» **Records shown**

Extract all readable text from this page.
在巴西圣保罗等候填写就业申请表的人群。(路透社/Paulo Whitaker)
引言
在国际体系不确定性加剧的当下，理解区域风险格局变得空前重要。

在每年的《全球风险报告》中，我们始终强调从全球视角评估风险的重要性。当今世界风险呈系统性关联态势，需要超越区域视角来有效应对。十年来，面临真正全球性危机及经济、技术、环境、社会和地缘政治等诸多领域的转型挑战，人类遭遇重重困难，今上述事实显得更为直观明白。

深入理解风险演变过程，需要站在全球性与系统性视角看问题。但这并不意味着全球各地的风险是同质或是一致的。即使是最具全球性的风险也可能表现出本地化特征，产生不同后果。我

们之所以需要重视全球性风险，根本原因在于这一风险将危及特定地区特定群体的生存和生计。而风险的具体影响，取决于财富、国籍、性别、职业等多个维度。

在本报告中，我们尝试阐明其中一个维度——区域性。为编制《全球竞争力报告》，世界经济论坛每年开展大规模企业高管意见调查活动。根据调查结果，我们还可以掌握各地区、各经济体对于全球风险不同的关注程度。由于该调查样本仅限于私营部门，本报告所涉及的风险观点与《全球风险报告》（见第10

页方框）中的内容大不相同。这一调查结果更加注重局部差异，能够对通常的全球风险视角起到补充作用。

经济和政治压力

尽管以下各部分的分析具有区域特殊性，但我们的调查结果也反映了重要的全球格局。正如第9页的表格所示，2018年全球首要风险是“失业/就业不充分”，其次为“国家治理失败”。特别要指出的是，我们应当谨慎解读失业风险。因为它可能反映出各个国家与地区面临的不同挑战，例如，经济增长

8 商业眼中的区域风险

» **Exercise**
What is the number of lines that hold the string "全球风险报告"? Reply with that number alone.

» **Written solution**
2